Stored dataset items
#####
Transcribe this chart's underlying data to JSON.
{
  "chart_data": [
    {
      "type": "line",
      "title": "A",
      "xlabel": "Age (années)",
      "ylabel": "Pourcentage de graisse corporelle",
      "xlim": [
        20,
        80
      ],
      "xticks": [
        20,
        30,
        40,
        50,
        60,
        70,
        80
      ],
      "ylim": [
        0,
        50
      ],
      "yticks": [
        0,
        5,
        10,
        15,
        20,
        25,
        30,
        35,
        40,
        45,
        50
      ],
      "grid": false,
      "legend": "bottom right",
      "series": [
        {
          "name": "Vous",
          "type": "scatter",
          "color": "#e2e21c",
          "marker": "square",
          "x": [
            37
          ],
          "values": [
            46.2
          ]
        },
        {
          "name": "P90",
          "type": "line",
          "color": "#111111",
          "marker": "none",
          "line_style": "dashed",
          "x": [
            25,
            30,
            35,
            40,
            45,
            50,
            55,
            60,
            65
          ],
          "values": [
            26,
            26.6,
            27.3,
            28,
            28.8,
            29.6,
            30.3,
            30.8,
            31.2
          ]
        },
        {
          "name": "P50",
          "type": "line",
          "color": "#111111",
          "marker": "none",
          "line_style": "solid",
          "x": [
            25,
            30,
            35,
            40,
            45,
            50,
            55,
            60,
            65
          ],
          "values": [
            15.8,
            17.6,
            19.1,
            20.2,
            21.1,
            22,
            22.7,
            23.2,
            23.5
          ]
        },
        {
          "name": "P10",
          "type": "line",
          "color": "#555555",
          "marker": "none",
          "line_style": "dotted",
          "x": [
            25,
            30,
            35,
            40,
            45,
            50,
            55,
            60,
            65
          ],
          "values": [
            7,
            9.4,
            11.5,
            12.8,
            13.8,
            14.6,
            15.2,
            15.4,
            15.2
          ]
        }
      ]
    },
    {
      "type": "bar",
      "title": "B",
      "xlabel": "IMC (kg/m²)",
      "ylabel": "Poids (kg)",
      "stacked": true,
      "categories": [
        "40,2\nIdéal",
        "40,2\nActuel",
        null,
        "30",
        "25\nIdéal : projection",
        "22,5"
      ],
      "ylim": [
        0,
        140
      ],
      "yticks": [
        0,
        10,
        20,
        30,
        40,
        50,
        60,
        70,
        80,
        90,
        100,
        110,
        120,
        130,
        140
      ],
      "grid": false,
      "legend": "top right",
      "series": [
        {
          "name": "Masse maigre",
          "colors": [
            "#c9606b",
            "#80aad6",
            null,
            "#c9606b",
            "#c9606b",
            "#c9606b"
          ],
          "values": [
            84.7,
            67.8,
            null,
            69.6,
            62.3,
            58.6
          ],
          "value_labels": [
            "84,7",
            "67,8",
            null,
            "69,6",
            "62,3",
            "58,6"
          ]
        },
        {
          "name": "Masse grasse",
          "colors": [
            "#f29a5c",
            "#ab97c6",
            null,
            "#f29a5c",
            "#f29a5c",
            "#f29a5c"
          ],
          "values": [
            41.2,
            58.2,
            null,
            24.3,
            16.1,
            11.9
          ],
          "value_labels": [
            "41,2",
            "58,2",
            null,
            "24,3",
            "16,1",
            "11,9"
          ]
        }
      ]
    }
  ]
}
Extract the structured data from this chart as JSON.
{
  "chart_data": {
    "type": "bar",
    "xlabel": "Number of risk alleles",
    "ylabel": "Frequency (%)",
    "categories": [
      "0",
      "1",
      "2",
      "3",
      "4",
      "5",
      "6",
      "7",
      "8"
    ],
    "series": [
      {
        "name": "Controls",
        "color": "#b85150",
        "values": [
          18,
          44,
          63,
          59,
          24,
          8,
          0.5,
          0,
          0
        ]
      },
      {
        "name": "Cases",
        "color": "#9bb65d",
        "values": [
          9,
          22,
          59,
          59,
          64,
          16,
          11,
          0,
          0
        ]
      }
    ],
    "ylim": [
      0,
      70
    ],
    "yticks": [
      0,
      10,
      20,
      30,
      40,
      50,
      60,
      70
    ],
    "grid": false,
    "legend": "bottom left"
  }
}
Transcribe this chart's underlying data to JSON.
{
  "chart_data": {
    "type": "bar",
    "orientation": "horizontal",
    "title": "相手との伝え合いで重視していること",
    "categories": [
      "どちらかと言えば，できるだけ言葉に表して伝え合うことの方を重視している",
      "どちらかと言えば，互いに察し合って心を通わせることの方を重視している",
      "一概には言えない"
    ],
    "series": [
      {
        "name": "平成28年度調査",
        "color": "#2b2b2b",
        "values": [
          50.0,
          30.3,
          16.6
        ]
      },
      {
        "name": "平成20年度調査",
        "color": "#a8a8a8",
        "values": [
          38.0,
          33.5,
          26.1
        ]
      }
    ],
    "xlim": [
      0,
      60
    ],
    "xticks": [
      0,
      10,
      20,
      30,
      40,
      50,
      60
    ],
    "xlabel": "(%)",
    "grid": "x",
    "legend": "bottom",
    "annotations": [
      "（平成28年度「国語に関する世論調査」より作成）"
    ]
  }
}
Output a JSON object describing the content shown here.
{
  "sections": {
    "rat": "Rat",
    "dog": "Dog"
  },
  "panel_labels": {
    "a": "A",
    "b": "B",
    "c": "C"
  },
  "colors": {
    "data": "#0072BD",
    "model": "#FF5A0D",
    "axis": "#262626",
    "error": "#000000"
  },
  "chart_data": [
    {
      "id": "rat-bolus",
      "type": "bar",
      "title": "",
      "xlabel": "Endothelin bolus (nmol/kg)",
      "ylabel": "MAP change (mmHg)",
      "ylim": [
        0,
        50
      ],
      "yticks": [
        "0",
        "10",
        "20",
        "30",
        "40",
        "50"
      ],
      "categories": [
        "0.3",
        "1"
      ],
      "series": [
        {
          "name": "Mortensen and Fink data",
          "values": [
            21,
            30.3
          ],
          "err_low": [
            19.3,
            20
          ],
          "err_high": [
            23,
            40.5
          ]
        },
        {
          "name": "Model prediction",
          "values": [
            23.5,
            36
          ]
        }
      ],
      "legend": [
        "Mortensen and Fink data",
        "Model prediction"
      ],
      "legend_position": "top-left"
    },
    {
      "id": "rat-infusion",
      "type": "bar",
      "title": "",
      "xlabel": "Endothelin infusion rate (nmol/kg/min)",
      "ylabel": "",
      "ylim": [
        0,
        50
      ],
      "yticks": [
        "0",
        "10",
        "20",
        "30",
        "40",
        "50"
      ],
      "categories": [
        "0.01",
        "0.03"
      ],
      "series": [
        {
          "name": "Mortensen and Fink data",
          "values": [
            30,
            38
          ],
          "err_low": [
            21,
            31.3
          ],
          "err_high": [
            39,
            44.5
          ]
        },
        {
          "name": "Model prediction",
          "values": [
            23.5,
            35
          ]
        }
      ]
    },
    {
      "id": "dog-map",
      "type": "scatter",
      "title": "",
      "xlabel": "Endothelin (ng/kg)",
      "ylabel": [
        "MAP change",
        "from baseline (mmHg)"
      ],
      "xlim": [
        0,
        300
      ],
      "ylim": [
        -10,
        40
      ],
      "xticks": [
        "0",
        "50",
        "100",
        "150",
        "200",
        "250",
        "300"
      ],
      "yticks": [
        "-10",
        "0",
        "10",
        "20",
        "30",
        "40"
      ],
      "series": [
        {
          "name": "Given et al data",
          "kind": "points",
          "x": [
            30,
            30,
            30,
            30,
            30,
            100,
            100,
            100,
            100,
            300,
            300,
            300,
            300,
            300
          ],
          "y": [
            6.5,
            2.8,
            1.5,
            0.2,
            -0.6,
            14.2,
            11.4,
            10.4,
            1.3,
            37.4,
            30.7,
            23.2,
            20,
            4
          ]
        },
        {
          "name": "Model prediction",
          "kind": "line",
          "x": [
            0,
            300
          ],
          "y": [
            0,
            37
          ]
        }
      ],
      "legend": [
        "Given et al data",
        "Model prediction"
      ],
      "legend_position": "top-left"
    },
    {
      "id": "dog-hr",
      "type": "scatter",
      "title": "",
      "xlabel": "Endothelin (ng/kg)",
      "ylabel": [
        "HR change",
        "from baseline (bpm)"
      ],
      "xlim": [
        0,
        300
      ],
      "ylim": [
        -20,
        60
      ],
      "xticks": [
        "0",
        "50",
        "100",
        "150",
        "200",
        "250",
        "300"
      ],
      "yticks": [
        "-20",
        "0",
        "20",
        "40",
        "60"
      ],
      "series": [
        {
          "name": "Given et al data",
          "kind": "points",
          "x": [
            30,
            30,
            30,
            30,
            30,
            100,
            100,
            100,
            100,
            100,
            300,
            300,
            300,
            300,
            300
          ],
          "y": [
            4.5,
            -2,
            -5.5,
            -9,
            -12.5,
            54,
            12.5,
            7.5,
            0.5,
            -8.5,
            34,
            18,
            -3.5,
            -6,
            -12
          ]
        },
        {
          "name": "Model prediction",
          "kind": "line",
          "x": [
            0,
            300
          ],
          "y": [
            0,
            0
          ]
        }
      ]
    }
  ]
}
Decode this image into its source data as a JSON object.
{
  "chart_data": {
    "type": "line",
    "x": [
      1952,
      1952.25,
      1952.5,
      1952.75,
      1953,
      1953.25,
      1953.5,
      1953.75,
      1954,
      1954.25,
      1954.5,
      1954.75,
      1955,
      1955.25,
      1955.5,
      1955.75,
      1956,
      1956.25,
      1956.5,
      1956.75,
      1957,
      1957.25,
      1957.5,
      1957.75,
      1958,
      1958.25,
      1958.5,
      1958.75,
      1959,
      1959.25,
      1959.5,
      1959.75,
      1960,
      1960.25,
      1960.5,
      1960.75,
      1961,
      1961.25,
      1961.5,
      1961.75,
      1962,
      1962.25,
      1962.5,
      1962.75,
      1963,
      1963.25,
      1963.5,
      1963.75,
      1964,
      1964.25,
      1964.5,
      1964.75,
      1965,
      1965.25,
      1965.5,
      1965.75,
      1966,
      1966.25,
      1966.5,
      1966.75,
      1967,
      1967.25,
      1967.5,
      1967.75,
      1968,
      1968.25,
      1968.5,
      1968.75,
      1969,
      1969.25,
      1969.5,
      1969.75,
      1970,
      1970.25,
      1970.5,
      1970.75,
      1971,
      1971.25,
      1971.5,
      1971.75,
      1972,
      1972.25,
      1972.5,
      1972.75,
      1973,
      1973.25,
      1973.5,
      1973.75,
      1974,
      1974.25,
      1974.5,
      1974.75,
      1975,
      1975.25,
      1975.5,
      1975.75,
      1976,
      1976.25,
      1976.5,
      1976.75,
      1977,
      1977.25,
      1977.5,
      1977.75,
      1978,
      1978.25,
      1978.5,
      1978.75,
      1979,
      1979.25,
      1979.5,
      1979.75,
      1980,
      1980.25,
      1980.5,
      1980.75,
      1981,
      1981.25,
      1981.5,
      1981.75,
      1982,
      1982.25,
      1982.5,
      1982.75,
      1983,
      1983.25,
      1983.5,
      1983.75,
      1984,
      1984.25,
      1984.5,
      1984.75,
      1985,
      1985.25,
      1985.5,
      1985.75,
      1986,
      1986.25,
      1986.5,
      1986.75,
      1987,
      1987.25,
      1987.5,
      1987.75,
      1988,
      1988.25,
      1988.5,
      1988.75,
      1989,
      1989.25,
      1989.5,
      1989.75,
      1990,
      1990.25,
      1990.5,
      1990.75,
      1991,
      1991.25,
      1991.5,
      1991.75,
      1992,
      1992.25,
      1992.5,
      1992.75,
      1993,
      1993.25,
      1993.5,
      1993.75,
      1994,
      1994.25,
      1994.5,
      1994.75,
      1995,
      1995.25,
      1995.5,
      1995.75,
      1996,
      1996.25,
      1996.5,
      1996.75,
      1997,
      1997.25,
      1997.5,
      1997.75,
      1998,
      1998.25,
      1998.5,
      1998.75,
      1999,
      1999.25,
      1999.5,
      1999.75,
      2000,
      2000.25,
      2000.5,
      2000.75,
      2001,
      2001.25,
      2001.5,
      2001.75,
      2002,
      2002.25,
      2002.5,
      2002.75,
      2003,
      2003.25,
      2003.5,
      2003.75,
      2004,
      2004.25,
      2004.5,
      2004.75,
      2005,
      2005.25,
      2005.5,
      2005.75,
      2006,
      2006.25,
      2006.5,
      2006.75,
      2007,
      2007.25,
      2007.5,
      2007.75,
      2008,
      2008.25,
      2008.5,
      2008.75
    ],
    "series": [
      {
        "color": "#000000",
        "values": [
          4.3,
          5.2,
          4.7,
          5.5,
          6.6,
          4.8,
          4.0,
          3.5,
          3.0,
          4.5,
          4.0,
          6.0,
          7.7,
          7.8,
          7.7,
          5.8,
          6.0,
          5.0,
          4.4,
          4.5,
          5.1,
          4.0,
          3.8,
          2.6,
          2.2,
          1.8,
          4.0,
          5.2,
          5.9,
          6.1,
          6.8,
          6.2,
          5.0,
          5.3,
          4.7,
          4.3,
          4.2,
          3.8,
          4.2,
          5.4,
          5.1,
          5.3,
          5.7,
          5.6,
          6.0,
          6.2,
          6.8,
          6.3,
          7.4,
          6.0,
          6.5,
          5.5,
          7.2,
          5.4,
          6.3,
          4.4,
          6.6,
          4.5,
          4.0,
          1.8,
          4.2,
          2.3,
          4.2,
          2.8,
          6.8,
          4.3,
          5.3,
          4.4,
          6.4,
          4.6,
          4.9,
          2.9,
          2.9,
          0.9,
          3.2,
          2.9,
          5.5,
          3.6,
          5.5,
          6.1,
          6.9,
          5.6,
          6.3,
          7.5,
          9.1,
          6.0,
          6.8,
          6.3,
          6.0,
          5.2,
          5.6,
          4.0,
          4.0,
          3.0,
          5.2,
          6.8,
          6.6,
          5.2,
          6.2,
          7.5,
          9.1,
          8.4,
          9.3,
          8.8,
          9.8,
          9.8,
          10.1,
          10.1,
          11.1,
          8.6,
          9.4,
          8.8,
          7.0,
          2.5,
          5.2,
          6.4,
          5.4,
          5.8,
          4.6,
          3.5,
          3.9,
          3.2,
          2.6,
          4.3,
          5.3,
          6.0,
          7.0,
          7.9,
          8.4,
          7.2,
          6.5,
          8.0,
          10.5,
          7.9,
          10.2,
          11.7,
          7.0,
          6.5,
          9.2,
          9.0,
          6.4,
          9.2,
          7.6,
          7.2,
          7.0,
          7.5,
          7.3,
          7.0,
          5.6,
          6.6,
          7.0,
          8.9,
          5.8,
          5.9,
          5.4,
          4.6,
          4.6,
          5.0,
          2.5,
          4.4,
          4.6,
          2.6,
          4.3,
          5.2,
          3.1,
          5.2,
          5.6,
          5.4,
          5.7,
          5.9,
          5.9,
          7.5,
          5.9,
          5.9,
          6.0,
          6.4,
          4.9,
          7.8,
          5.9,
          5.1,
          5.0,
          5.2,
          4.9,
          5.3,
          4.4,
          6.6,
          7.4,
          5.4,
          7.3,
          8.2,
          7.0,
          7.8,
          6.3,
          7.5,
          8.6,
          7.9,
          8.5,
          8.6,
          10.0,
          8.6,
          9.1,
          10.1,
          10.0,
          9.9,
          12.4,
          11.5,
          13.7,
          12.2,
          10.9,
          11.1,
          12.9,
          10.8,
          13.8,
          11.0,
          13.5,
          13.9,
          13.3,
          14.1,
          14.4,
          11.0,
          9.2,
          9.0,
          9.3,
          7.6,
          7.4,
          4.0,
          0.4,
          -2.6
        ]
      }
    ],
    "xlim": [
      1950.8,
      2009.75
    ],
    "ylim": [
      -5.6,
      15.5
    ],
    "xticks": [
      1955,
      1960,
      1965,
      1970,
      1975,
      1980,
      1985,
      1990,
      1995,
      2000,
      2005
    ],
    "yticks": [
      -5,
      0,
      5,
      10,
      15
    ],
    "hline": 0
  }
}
#####
**Instructions to follow**: Scan the material for lines with the word "ylabel", and copy each line you find.

**Full output**:
      "ylabel": "Pourcentage de graisse corporelle",
      "ylabel": "Poids (kg)",
    "ylabel": "Frequency (%)",
      "ylabel": "MAP change (mmHg)",
      "ylabel": "",
      "ylabel": [
      "ylabel": [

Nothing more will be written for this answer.